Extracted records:

--- start ---

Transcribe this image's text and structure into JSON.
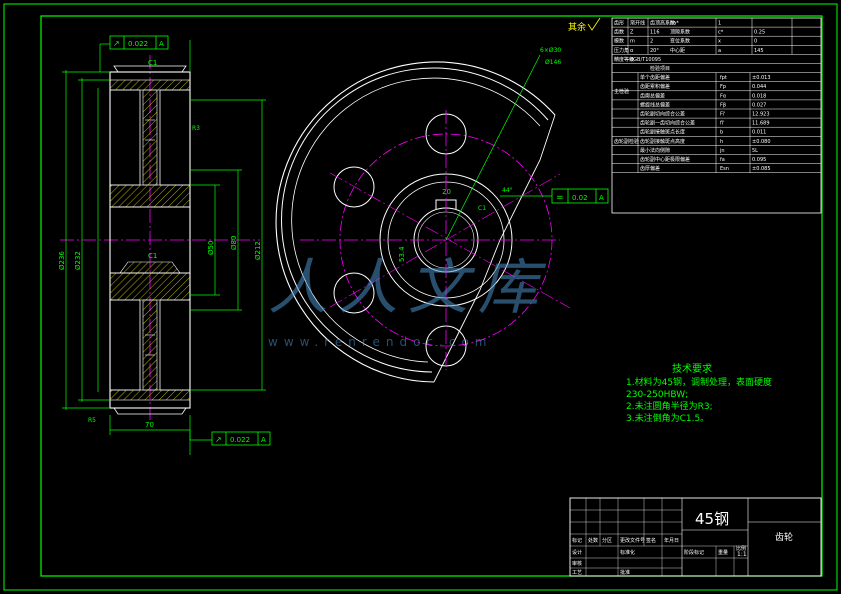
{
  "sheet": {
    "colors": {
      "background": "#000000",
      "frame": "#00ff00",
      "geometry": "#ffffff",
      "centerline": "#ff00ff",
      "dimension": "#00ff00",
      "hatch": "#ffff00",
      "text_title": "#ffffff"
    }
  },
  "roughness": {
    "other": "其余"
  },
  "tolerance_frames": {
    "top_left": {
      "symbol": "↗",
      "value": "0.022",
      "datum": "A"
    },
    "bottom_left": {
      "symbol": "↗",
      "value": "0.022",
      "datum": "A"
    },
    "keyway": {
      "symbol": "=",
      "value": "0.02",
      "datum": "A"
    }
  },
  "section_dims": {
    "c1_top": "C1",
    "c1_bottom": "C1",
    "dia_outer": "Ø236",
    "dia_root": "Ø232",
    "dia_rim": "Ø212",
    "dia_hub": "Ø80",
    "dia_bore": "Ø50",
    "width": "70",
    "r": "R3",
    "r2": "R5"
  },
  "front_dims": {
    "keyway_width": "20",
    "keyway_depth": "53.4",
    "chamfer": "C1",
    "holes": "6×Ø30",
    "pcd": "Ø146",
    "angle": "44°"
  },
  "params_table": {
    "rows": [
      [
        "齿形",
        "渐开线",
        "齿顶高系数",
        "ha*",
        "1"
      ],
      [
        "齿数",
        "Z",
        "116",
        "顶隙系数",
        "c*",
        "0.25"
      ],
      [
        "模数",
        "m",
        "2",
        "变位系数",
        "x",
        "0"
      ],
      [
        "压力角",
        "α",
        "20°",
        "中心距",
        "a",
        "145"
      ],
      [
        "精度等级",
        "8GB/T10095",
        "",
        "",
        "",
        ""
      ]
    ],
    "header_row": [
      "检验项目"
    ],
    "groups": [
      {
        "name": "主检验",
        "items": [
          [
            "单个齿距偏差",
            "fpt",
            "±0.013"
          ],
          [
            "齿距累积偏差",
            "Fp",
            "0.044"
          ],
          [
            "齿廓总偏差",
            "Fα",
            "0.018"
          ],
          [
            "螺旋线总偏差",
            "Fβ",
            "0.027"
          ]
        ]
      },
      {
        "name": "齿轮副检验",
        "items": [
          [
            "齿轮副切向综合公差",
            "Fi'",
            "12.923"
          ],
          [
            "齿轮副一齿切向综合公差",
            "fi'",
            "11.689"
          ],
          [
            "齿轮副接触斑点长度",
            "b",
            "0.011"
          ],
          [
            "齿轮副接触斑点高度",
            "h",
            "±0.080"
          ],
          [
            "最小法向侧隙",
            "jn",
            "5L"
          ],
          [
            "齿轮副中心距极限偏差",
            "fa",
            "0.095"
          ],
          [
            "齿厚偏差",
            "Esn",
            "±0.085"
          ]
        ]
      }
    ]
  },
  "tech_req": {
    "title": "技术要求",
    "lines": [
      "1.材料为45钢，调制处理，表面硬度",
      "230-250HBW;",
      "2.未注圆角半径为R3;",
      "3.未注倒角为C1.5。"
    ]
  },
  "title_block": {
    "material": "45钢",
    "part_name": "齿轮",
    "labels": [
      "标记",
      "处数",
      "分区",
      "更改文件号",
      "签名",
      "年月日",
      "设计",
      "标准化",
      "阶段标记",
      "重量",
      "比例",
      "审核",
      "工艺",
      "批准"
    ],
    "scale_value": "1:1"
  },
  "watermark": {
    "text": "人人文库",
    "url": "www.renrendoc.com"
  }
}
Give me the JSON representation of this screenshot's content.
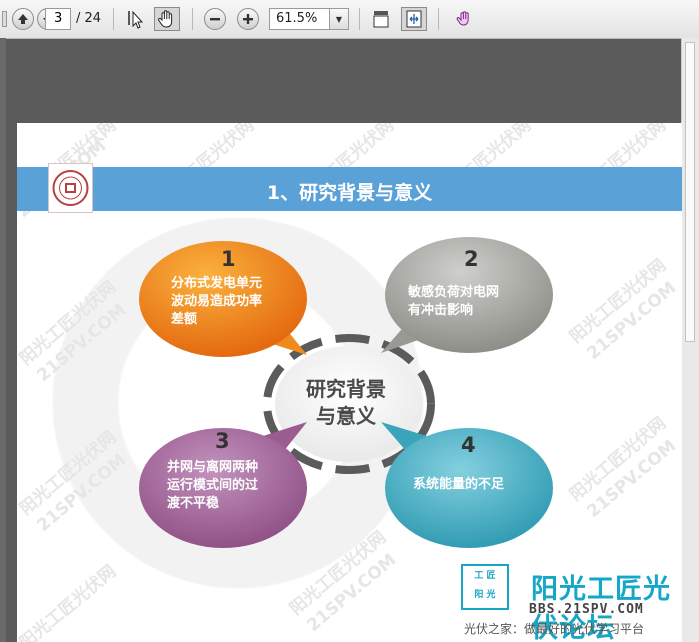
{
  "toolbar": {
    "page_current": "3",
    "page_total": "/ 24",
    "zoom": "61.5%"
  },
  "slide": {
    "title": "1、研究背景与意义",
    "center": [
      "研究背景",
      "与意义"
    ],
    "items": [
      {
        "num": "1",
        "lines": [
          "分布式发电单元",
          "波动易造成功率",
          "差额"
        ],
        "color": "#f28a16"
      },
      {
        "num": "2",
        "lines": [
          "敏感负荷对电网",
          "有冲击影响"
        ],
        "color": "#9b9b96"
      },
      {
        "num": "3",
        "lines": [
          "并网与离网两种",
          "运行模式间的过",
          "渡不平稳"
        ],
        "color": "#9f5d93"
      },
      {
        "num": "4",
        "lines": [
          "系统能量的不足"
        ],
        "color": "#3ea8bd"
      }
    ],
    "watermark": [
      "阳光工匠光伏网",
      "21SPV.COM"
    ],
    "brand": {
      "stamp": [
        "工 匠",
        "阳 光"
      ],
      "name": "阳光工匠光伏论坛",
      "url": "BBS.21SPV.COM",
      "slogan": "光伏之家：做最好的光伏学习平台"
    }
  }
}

--- end ---

▶ _Set task_:
Your copy should match the records word for word, with the pictures removed.

▶ _Response for this exercise_:
Transcribe this image's text and structure into JSON.
{
  "sheet": {
    "colors": {
      "background": "#000000",
      "frame": "#00ff00",
      "geometry": "#ffffff",
      "centerline": "#ff00ff",
      "dimension": "#00ff00",
      "hatch": "#ffff00",
      "text_title": "#ffffff"
    }
  },
  "roughness": {
    "other": "其余"
  },
  "tolerance_frames": {
    "top_left": {
      "symbol": "↗",
      "value": "0.022",
      "datum": "A"
    },
    "bottom_left": {
      "symbol": "↗",
      "value": "0.022",
      "datum": "A"
    },
    "keyway": {
      "symbol": "=",
      "value": "0.02",
      "datum": "A"
    }
  },
  "section_dims": {
    "c1_top": "C1",
    "c1_bottom": "C1",
    "dia_outer": "Ø236",
    "dia_root": "Ø232",
    "dia_rim": "Ø212",
    "dia_hub": "Ø80",
    "dia_bore": "Ø50",
    "width": "70",
    "r": "R3",
    "r2": "R5"
  },
  "front_dims": {
    "keyway_width": "20",
    "keyway_depth": "53.4",
    "chamfer": "C1",
    "holes": "6×Ø30",
    "pcd": "Ø146",
    "angle": "44°"
  },
  "params_table": {
    "rows": [
      [
        "齿形",
        "渐开线",
        "齿顶高系数",
        "ha*",
        "1"
      ],
      [
        "齿数",
        "Z",
        "116",
        "顶隙系数",
        "c*",
        "0.25"
      ],
      [
        "模数",
        "m",
        "2",
        "变位系数",
        "x",
        "0"
      ],
      [
        "压力角",
        "α",
        "20°",
        "中心距",
        "a",
        "145"
      ],
      [
        "精度等级",
        "8GB/T10095",
        "",
        "",
        "",
        ""
      ]
    ],
    "header_row": [
      "检验项目"
    ],
    "groups": [
      {
        "name": "主检验",
        "items": [
          [
            "单个齿距偏差",
            "fpt",
            "±0.013"
          ],
          [
            "齿距累积偏差",
            "Fp",
            "0.044"
          ],
          [
            "齿廓总偏差",
            "Fα",
            "0.018"
          ],
          [
            "螺旋线总偏差",
            "Fβ",
            "0.027"
          ]
        ]
      },
      {
        "name": "齿轮副检验",
        "items": [
          [
            "齿轮副切向综合公差",
            "Fi'",
            "12.923"
          ],
          [
            "齿轮副一齿切向综合公差",
            "fi'",
            "11.689"
          ],
          [
            "齿轮副接触斑点长度",
            "b",
            "0.011"
          ],
          [
            "齿轮副接触斑点高度",
            "h",
            "±0.080"
          ],
          [
            "最小法向侧隙",
            "jn",
            "5L"
          ],
          [
            "齿轮副中心距极限偏差",
            "fa",
            "0.095"
          ],
          [
            "齿厚偏差",
            "Esn",
            "±0.085"
          ]
        ]
      }
    ]
  },
  "tech_req": {
    "title": "技术要求",
    "lines": [
      "1.材料为45钢，调制处理，表面硬度",
      "230-250HBW;",
      "2.未注圆角半径为R3;",
      "3.未注倒角为C1.5。"
    ]
  },
  "title_block": {
    "material": "45钢",
    "part_name": "齿轮",
    "labels": [
      "标记",
      "处数",
      "分区",
      "更改文件号",
      "签名",
      "年月日",
      "设计",
      "标准化",
      "阶段标记",
      "重量",
      "比例",
      "审核",
      "工艺",
      "批准"
    ],
    "scale_value": "1:1"
  },
  "watermark": {
    "text": "人人文库",
    "url": "www.renrendoc.com"
  }
}
Give me the JSON representation of this screenshot's content.
{
  "toolbar": {
    "page_current": "3",
    "page_total": "/ 24",
    "zoom": "61.5%"
  },
  "slide": {
    "title": "1、研究背景与意义",
    "center": [
      "研究背景",
      "与意义"
    ],
    "items": [
      {
        "num": "1",
        "lines": [
          "分布式发电单元",
          "波动易造成功率",
          "差额"
        ],
        "color": "#f28a16"
      },
      {
        "num": "2",
        "lines": [
          "敏感负荷对电网",
          "有冲击影响"
        ],
        "color": "#9b9b96"
      },
      {
        "num": "3",
        "lines": [
          "并网与离网两种",
          "运行模式间的过",
          "渡不平稳"
        ],
        "color": "#9f5d93"
      },
      {
        "num": "4",
        "lines": [
          "系统能量的不足"
        ],
        "color": "#3ea8bd"
      }
    ],
    "watermark": [
      "阳光工匠光伏网",
      "21SPV.COM"
    ],
    "brand": {
      "stamp": [
        "工 匠",
        "阳 光"
      ],
      "name": "阳光工匠光伏论坛",
      "url": "BBS.21SPV.COM",
      "slogan": "光伏之家：做最好的光伏学习平台"
    }
  }
}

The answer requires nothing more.